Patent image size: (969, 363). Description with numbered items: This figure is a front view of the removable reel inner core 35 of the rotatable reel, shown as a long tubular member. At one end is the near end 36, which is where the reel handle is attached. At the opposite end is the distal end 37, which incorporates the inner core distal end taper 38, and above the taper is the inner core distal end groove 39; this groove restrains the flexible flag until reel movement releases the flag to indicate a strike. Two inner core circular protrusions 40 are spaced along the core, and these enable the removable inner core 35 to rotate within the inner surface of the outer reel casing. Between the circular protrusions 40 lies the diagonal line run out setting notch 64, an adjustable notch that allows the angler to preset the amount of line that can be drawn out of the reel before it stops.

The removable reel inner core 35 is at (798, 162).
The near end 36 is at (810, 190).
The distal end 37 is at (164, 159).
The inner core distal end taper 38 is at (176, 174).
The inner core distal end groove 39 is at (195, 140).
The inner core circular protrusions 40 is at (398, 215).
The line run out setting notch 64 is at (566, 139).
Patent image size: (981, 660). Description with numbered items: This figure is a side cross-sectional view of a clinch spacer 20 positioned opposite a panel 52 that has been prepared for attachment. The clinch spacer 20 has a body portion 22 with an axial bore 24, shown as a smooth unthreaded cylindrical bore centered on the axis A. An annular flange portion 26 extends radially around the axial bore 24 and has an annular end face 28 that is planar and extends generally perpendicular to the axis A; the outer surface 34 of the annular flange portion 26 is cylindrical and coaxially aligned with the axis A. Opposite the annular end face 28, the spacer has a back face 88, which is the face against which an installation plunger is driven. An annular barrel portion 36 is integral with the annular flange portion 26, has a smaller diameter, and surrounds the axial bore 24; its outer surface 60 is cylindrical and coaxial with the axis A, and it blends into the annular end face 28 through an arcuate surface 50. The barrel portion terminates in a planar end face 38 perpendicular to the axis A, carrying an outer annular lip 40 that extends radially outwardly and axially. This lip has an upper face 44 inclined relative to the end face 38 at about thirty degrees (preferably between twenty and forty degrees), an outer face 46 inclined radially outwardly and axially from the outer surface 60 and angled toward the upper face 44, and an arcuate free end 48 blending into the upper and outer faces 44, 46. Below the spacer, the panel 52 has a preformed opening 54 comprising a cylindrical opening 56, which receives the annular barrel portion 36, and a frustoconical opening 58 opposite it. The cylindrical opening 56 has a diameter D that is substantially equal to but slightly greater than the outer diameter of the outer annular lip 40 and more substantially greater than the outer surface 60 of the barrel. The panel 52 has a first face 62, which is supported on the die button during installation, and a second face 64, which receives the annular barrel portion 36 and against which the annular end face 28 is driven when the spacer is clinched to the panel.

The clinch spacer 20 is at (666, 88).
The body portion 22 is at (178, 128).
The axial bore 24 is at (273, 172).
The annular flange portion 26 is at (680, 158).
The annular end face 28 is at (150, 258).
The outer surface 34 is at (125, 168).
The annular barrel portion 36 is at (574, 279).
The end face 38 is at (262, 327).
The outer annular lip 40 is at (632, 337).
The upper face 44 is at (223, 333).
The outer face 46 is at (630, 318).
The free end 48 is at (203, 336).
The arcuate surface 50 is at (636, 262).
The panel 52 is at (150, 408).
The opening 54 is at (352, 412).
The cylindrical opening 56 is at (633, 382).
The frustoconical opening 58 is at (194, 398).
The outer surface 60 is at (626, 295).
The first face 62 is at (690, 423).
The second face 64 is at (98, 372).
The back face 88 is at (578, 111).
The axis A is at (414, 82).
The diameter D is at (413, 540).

=====

§ **To do**
Gather every line of the data above that contains the string "circular". Case counts, so uppercase and lowercase letters are not interchangeable.

§ **Response to this exercise**
Patent image size: (969, 363). Description with numbered items: This figure is a front view of the removable reel inner core 35 of the rotatable reel, shown as a long tubular member. At one end is the near end 36, which is where the reel handle is attached. At the opposite end is the distal end 37, which incorporates the inner core distal end taper 38, and above the taper is the inner core distal end groove 39; this groove restrains the flexible flag until reel movement releases the flag to indicate a strike. Two inner core circular protrusions 40 are spaced along the core, and these enable the removable inner core 35 to rotate within the inner surface of the outer reel casing. Between the circular protrusions 40 lies the diagonal line run out setting notch 64, an adjustable notch that allows the angler to preset the amount of line that can be drawn out of the reel before it stops.
The inner core circular protrusions 40 is at (398, 215).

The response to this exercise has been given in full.